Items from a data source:
================================

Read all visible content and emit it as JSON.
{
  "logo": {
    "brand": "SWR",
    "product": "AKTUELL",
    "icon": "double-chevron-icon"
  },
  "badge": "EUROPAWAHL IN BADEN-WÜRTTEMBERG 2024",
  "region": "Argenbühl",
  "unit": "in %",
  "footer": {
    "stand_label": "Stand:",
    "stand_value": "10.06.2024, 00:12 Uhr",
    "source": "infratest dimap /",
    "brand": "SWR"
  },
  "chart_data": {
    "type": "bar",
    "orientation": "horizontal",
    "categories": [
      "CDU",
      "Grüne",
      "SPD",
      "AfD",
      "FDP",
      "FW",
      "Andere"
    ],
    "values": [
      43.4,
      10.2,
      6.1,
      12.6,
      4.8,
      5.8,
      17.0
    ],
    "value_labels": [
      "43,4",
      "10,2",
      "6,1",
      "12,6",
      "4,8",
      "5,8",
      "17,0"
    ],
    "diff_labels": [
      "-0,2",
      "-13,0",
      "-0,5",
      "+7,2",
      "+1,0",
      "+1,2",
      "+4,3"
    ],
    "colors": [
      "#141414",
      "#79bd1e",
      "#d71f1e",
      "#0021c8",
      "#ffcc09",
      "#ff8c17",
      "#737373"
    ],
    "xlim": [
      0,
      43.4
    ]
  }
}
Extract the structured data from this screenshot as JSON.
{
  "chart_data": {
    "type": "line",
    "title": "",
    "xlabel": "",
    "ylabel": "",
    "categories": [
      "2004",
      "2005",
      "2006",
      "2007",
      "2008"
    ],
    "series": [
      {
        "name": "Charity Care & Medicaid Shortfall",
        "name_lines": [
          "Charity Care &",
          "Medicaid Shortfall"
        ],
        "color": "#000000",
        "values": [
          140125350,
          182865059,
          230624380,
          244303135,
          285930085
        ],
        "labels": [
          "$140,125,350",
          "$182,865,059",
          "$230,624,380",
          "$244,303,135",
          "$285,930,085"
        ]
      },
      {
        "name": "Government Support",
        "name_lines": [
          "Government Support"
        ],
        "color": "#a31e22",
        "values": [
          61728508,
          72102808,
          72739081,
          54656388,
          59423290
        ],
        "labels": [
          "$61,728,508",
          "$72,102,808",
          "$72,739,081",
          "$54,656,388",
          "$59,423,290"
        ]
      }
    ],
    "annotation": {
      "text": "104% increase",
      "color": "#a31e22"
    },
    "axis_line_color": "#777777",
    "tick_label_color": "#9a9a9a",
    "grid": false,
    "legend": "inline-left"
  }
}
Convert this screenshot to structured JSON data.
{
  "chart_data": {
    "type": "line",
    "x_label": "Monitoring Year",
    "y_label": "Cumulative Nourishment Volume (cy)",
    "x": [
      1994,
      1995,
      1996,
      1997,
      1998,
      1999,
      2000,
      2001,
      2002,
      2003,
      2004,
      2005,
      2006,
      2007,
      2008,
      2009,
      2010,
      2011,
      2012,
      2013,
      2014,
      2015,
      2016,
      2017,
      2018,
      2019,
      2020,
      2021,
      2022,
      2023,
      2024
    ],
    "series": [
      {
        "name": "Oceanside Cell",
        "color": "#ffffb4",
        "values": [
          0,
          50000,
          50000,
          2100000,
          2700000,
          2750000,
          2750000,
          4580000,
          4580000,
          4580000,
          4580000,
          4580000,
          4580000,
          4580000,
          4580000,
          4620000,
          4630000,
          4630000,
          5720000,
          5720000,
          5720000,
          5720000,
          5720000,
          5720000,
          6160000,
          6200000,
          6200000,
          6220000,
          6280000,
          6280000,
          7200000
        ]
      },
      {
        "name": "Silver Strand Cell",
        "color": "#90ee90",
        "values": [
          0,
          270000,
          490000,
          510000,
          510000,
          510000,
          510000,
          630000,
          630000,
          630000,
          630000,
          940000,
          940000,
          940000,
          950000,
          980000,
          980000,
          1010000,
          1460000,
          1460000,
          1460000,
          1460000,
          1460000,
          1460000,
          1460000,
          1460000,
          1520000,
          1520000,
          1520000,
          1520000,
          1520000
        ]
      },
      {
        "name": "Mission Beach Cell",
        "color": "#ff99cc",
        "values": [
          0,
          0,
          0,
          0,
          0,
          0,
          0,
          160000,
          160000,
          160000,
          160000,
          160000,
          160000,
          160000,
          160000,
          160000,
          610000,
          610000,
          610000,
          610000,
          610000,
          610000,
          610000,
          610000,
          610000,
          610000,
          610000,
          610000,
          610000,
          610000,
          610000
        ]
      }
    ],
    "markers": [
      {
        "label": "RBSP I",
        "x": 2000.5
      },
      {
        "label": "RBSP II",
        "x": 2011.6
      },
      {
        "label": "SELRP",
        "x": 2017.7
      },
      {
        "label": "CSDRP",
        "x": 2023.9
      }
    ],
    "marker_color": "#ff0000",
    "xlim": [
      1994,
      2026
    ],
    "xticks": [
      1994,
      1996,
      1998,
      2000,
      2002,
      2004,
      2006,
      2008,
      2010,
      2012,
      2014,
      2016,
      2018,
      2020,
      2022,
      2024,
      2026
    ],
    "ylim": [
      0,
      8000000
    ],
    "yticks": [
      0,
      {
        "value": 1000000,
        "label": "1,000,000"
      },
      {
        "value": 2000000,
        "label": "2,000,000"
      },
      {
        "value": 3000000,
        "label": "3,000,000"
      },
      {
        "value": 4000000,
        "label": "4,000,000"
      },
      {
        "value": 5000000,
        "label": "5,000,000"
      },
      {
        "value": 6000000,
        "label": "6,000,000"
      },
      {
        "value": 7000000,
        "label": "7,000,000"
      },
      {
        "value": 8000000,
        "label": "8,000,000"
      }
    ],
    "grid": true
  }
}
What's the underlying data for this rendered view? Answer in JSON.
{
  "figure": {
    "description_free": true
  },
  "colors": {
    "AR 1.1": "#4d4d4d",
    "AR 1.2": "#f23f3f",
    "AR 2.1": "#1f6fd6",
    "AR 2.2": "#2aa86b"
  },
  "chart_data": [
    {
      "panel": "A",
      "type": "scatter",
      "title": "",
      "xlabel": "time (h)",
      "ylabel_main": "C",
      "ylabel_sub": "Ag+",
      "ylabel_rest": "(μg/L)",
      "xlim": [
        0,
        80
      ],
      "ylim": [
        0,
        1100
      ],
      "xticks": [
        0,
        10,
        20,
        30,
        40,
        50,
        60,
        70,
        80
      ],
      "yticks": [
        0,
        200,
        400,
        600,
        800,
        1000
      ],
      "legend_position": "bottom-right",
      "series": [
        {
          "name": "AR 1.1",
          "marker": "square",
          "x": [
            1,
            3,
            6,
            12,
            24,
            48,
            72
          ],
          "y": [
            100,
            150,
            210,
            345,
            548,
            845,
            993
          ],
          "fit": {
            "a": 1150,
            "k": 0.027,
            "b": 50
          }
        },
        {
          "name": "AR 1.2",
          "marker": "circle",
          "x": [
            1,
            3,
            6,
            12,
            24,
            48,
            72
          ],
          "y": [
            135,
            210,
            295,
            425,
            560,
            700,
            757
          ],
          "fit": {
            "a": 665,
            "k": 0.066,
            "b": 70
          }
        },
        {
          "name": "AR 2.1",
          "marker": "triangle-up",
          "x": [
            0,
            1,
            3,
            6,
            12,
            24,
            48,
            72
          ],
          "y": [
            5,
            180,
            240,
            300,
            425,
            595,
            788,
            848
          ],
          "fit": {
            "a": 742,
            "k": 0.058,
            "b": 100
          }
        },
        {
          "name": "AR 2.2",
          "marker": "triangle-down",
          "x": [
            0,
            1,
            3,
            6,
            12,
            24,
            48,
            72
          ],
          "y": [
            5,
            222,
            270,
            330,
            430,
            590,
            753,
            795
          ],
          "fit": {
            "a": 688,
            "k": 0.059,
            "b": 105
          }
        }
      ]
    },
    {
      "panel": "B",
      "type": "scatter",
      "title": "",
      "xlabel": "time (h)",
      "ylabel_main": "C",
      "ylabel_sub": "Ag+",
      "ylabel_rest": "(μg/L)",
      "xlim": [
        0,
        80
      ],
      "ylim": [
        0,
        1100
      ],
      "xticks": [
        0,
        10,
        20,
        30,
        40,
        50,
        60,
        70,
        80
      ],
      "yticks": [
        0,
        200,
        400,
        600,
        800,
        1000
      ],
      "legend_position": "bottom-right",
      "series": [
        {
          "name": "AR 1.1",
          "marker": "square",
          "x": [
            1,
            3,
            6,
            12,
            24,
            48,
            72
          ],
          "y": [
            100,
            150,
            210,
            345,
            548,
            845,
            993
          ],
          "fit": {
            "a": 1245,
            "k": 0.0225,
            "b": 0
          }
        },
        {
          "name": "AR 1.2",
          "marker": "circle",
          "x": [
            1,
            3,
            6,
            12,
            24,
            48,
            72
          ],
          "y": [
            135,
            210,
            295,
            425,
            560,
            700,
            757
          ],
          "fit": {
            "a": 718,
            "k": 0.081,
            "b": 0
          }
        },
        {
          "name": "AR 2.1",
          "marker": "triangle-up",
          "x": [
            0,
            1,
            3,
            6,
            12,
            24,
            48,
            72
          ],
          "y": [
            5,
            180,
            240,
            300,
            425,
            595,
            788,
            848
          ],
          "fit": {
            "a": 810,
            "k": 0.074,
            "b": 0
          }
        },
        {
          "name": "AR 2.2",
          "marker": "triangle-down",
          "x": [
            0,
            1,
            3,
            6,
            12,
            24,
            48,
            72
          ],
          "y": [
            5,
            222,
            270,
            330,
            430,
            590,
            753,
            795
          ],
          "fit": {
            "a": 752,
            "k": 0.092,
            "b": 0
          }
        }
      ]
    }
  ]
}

================================

§ DIRECTIVE:
Search the lines above for the string "JSON" and copy each line that has it.

§ THE REPLY:
Read all visible content and emit it as JSON.
Extract the structured data from this screenshot as JSON.
Convert this screenshot to structured JSON data.
What's the underlying data for this rendered view? Answer in JSON.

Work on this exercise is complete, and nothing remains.